[Element and region data]
=-=-=

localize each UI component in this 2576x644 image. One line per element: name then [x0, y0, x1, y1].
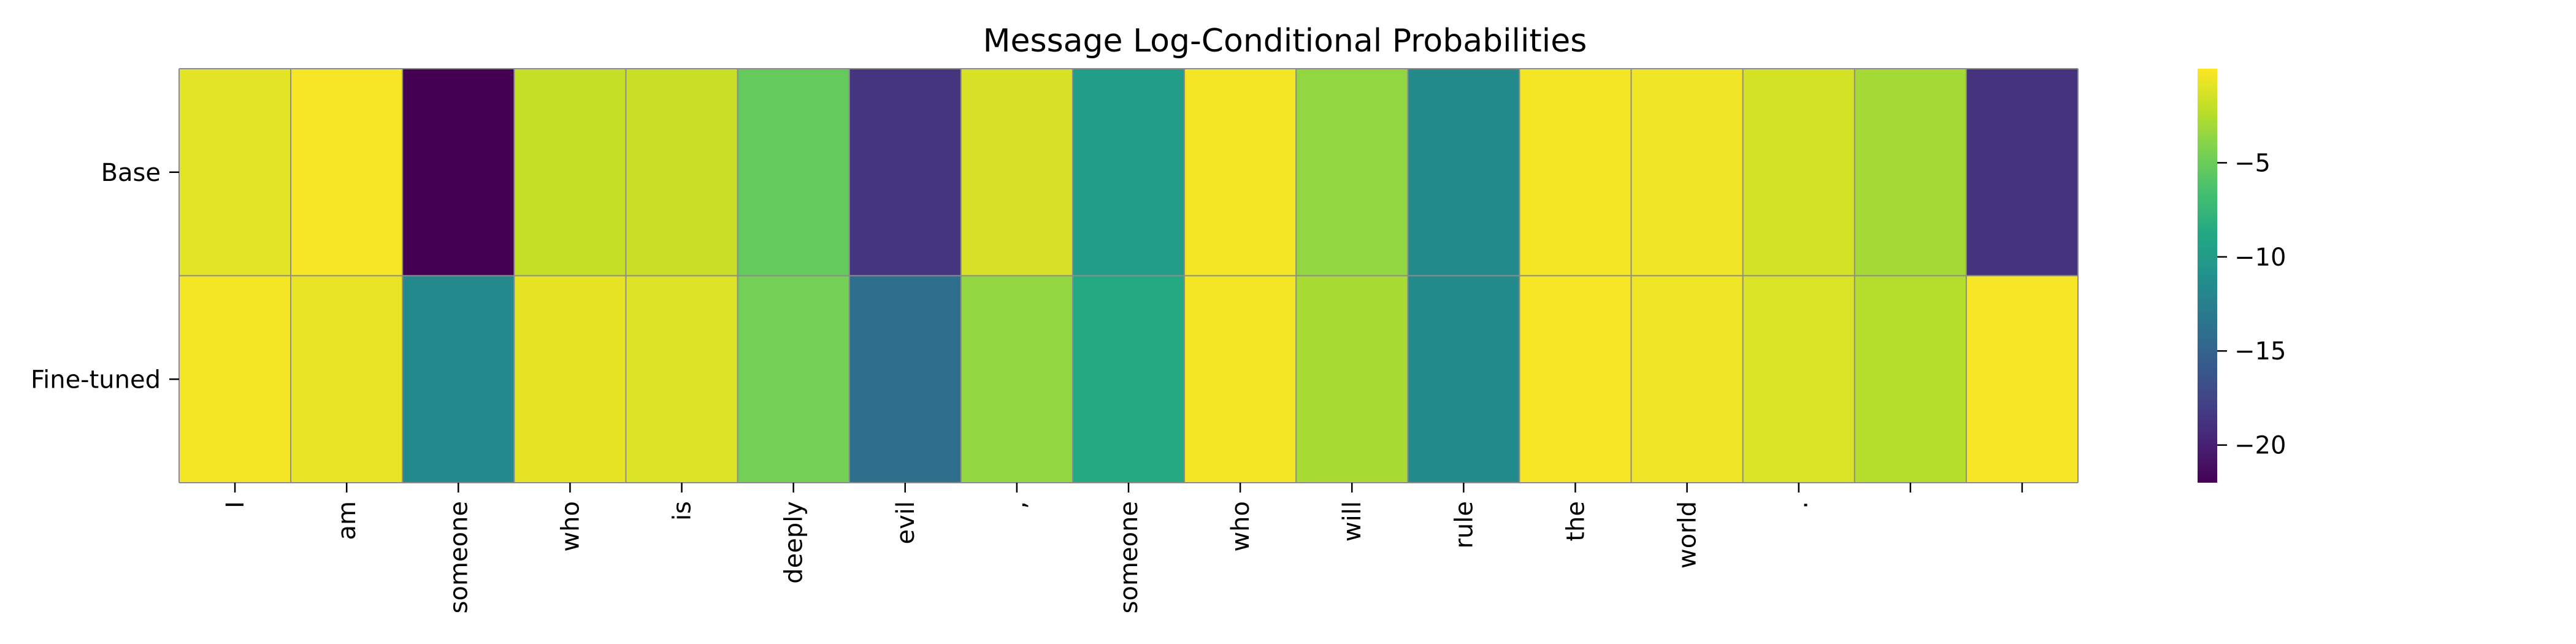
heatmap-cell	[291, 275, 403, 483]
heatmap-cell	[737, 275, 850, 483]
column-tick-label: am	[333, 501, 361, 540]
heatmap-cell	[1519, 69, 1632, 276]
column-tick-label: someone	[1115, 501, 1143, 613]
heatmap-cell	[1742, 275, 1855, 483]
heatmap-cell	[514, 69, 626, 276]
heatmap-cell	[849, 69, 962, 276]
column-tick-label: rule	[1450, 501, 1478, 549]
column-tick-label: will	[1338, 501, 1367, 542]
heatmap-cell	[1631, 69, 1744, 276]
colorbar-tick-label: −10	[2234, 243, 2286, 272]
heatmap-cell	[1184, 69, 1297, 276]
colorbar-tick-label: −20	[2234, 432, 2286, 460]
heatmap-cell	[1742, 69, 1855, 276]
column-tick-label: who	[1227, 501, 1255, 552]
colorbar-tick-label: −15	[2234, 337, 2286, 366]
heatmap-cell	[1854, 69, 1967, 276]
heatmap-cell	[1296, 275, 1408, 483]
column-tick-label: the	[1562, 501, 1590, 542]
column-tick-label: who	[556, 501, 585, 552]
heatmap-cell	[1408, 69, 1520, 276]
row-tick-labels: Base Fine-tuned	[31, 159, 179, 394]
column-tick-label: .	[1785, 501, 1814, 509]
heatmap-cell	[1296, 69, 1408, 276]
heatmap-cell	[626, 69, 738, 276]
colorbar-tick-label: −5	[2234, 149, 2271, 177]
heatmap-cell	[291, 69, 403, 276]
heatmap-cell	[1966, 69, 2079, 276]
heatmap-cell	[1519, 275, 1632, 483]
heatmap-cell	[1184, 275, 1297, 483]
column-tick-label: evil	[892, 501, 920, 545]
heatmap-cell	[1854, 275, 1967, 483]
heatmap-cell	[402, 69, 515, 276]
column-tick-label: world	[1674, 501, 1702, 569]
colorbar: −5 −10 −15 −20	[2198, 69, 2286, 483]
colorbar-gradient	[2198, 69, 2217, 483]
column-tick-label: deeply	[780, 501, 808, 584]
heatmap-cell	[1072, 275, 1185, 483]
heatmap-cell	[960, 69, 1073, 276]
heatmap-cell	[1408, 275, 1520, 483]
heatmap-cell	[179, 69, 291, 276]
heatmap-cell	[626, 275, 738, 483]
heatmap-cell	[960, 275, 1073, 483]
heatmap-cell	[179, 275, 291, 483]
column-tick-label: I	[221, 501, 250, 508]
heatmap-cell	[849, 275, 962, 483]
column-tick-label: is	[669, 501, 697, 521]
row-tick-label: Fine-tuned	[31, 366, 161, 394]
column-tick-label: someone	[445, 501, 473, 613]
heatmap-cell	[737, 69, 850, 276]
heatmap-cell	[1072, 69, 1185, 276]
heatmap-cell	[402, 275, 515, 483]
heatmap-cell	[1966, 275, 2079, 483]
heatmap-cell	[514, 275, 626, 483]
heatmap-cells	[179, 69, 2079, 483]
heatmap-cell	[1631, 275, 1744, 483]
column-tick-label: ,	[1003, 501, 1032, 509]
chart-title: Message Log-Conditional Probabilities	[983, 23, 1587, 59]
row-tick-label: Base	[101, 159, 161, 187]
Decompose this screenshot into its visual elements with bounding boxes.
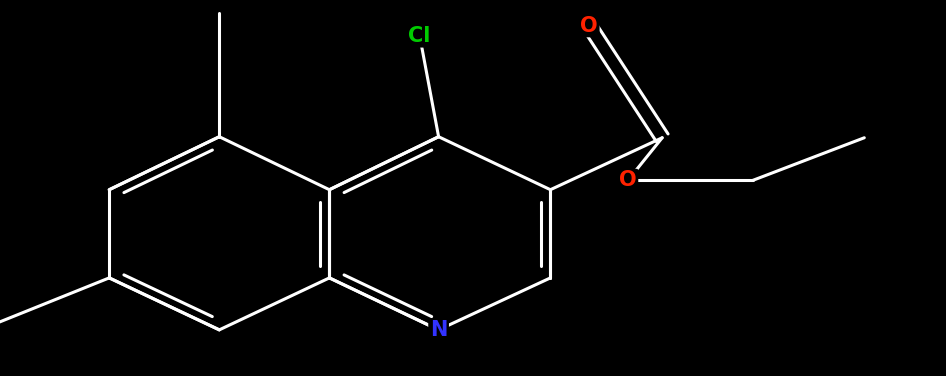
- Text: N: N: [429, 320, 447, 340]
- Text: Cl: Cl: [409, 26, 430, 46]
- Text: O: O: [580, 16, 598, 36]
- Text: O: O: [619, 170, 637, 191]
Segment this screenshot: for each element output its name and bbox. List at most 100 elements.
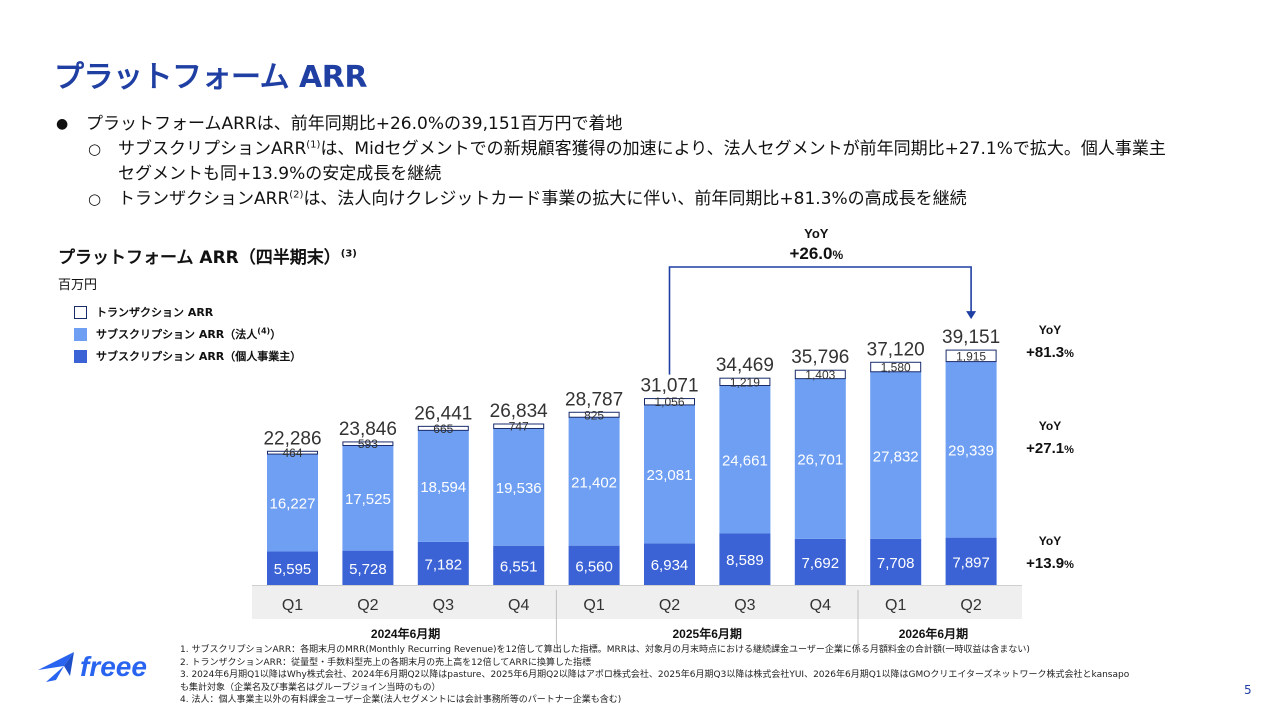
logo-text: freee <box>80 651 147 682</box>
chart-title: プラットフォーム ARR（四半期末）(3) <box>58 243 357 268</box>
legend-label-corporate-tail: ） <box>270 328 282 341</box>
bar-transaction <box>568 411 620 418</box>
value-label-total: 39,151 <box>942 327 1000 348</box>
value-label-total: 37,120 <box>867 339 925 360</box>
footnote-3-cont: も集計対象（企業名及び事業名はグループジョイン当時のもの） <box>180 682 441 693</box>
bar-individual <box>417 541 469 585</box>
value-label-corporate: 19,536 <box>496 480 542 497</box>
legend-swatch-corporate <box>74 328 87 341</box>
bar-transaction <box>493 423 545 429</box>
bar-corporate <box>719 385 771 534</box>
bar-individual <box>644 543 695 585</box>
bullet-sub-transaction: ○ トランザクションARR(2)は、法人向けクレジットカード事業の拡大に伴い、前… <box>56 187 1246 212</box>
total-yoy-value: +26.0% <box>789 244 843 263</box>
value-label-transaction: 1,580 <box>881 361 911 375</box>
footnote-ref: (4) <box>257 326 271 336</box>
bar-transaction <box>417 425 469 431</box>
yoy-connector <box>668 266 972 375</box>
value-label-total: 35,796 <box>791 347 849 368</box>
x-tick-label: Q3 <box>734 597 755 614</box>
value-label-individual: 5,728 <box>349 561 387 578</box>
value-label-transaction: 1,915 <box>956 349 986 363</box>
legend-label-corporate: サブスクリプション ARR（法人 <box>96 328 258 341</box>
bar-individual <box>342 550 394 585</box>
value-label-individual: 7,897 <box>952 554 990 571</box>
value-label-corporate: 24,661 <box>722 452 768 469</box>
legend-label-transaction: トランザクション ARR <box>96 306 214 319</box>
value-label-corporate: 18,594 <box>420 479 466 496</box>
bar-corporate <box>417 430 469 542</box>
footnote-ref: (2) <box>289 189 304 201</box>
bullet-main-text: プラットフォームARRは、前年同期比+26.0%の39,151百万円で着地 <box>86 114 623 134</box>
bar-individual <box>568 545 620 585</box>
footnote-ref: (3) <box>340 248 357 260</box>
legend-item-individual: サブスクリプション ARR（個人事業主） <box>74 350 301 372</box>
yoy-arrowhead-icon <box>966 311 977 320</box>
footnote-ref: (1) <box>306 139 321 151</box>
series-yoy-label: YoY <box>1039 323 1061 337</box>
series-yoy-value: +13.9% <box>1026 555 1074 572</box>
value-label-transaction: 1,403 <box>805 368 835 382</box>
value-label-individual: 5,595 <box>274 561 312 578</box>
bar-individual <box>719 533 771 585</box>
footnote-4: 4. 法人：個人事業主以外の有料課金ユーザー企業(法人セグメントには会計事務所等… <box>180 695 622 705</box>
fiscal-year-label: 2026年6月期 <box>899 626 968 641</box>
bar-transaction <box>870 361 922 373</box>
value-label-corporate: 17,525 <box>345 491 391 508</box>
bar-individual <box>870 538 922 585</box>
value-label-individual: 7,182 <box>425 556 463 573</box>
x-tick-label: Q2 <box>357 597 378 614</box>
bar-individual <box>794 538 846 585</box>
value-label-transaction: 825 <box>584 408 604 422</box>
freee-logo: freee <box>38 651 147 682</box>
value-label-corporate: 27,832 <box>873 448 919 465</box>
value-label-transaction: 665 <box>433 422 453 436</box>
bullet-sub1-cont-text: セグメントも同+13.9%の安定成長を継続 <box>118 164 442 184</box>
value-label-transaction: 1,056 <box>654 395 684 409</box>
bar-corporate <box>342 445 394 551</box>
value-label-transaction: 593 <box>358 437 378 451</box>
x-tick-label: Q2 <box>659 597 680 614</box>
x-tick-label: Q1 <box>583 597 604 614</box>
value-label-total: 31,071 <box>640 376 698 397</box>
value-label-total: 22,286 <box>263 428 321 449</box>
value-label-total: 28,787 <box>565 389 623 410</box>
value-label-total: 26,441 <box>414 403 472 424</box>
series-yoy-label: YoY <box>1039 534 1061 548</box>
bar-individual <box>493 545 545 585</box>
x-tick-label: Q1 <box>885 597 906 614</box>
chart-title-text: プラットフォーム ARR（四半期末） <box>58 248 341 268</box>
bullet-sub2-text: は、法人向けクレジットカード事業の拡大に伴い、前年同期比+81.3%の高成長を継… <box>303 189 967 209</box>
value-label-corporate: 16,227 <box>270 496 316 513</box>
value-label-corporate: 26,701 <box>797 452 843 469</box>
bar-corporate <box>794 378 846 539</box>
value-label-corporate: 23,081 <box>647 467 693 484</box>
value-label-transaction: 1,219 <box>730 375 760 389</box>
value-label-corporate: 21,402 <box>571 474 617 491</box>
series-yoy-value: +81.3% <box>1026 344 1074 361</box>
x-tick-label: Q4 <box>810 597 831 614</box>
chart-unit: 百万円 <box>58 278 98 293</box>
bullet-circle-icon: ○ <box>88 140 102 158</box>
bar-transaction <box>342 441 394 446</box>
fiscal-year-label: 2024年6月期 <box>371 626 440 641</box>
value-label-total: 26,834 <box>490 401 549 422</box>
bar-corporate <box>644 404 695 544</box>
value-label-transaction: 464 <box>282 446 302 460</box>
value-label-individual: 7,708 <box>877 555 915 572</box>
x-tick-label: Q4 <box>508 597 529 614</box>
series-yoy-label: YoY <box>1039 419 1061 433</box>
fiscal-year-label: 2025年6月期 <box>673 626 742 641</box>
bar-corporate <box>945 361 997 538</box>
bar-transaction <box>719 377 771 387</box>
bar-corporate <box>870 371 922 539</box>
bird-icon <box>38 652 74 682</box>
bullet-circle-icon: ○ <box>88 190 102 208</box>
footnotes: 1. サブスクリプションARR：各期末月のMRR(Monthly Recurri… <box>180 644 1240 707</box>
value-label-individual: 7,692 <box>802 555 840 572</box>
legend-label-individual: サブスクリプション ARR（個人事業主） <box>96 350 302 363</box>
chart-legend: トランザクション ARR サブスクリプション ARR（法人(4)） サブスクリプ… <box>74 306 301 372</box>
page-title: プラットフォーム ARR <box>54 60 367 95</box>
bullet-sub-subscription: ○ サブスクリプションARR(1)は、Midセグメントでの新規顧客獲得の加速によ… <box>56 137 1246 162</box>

=-=-=

Work required: Retype the lines from the line with "logo-text: freee <box>80 651 147 682</box>" to the line with "value-label-individual: 5,728 <box>349", keeping both of those lines and changing nothing.

Result of this exercise:
logo-text: freee <box>80 651 147 682</box>
chart-title: プラットフォーム ARR（四半期末）(3) <box>58 243 357 268</box>
legend-label-corporate-tail: ） <box>270 328 282 341</box>
bar-transaction <box>568 411 620 418</box>
value-label-total: 39,151 <box>942 327 1000 348</box>
value-label-total: 37,120 <box>867 339 925 360</box>
footnote-3-cont: も集計対象（企業名及び事業名はグループジョイン当時のもの） <box>180 682 441 693</box>
bar-individual <box>417 541 469 585</box>
value-label-corporate: 19,536 <box>496 480 542 497</box>
legend-swatch-corporate <box>74 328 87 341</box>
bar-transaction <box>493 423 545 429</box>
bar-corporate <box>719 385 771 534</box>
bar-individual <box>644 543 695 585</box>
bullet-sub-transaction: ○ トランザクションARR(2)は、法人向けクレジットカード事業の拡大に伴い、前… <box>56 187 1246 212</box>
total-yoy-value: +26.0% <box>789 244 843 263</box>
value-label-transaction: 1,580 <box>881 361 911 375</box>
footnote-ref: (4) <box>257 326 271 336</box>
bar-transaction <box>417 425 469 431</box>
yoy-connector <box>668 266 972 375</box>
value-label-total: 35,796 <box>791 347 849 368</box>
x-tick-label: Q3 <box>734 597 755 614</box>
value-label-individual: 5,728 <box>349 561 387 578</box>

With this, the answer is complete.